**Challenge:** Where a line contains the word "this", copy that line in full.

** START Available data **

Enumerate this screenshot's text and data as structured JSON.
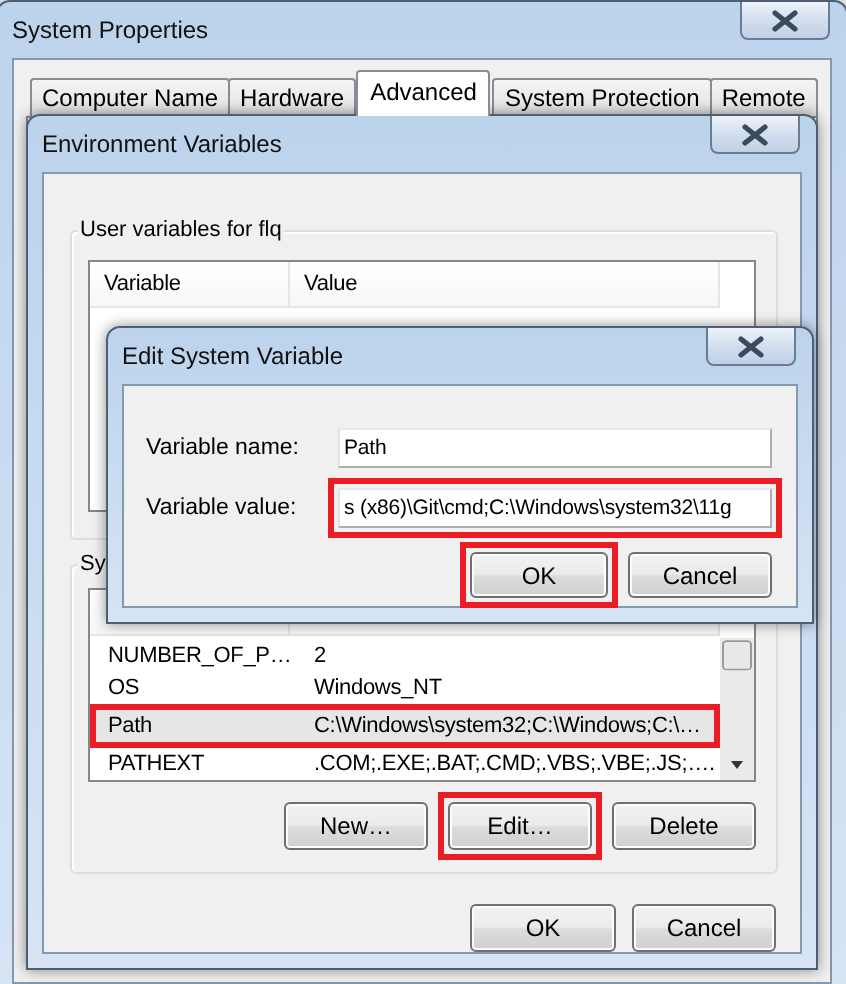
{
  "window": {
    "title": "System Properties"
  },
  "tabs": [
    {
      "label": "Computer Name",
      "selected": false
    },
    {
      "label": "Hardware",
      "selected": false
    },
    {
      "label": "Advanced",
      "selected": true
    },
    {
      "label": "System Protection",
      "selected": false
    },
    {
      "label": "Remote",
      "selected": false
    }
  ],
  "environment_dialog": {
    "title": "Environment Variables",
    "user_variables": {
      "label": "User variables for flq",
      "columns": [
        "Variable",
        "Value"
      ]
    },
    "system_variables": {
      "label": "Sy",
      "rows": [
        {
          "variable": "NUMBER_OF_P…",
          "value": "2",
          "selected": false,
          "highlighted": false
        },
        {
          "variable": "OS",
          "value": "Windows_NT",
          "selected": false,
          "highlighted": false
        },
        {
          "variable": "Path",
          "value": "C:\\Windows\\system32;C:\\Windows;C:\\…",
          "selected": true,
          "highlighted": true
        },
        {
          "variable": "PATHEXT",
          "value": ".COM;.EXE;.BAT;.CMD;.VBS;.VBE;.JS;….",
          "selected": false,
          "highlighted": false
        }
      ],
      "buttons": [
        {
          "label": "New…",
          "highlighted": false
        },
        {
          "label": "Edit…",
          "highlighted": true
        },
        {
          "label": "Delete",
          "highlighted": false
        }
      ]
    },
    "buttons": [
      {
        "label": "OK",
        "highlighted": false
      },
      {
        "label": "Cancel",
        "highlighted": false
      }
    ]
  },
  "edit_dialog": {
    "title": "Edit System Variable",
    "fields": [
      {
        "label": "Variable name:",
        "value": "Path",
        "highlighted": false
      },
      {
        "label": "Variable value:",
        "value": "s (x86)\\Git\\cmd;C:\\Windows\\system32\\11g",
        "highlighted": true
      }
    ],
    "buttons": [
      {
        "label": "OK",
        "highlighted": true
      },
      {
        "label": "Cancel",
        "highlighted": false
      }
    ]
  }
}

** END Available data **
** START Available data **

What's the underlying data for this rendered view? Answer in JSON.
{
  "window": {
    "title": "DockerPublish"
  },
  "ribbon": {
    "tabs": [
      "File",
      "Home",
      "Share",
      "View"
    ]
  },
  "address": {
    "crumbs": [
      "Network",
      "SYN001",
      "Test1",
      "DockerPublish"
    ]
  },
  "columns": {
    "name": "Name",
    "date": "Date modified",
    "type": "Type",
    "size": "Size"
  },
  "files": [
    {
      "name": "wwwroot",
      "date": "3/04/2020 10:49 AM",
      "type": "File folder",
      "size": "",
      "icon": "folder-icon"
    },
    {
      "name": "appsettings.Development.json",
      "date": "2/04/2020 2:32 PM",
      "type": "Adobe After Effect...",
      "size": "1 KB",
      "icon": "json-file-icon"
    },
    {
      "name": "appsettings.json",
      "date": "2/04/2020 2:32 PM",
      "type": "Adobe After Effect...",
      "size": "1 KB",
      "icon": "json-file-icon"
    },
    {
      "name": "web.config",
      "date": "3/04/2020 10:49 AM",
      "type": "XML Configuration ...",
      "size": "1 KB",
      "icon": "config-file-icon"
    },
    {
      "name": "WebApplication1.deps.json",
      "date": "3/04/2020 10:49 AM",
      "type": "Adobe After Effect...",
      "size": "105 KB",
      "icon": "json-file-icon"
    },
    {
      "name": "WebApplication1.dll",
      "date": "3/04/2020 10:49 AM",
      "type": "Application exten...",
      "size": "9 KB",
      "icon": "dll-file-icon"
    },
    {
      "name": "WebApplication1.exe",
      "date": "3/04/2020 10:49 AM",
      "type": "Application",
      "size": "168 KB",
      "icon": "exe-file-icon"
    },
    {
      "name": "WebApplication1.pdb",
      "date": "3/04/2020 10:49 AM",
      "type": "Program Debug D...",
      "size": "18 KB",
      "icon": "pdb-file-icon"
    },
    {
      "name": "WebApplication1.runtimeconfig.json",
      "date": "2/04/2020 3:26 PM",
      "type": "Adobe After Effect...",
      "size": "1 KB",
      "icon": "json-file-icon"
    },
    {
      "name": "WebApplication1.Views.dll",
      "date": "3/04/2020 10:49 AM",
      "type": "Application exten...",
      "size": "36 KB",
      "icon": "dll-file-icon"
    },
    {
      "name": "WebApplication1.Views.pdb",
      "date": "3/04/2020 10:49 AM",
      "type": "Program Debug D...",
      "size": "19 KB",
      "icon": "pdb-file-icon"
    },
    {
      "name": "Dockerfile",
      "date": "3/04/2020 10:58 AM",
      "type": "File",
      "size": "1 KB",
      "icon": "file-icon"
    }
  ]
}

** END Available data **

**Response:**
Enumerate this screenshot's text and data as structured JSON.
What's the underlying data for this rendered view? Answer in JSON.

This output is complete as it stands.